> [Prompt]:
Every record must be written out once more, with nothing added or omitted.

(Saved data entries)
===

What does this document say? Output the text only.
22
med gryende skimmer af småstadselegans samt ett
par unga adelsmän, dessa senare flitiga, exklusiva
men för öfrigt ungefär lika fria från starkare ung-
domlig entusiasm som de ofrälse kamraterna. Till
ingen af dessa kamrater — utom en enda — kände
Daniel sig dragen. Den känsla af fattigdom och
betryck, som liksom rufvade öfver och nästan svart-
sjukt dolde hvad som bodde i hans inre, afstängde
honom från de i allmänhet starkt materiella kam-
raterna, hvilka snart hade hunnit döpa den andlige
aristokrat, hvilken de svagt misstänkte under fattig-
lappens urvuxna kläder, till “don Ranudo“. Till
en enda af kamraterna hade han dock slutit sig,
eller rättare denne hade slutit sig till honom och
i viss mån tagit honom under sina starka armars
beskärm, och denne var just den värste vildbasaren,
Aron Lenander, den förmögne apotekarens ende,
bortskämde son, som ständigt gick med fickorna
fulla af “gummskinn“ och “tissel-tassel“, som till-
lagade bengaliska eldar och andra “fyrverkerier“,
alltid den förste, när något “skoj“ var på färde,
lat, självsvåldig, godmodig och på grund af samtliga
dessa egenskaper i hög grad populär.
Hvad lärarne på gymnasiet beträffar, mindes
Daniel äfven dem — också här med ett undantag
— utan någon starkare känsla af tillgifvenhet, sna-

===

> [Response to the task]:
What does this document say? Output the text only.
22
med gryende skimmer af småstadselegans samt ett
par unga adelsmän, dessa senare flitiga, exklusiva
men för öfrigt ungefär lika fria från starkare ung-
domlig entusiasm som de ofrälse kamraterna. Till
ingen af dessa kamrater — utom en enda — kände
Daniel sig dragen. Den känsla af fattigdom och
betryck, som liksom rufvade öfver och nästan svart-
sjukt dolde hvad som bodde i hans inre, afstängde
honom från de i allmänhet starkt materiella kam-
raterna, hvilka snart hade hunnit döpa den andlige
aristokrat, hvilken de svagt misstänkte under fattig-
lappens urvuxna kläder, till “don Ranudo“. Till
en enda af kamraterna hade han dock slutit sig,
eller rättare denne hade slutit sig till honom och
i viss mån tagit honom under sina starka armars
beskärm, och denne var just den värste vildbasaren,
Aron Lenander, den förmögne apotekarens ende,
bortskämde son, som ständigt gick med fickorna
fulla af “gummskinn“ och “tissel-tassel“, som till-
lagade bengaliska eldar och andra “fyrverkerier“,
alltid den förste, när något “skoj“ var på färde,
lat, självsvåldig, godmodig och på grund af samtliga
dessa egenskaper i hög grad populär.
Hvad lärarne på gymnasiet beträffar, mindes
Daniel äfven dem — också här med ett undantag
— utan någon starkare känsla af tillgifvenhet, sna-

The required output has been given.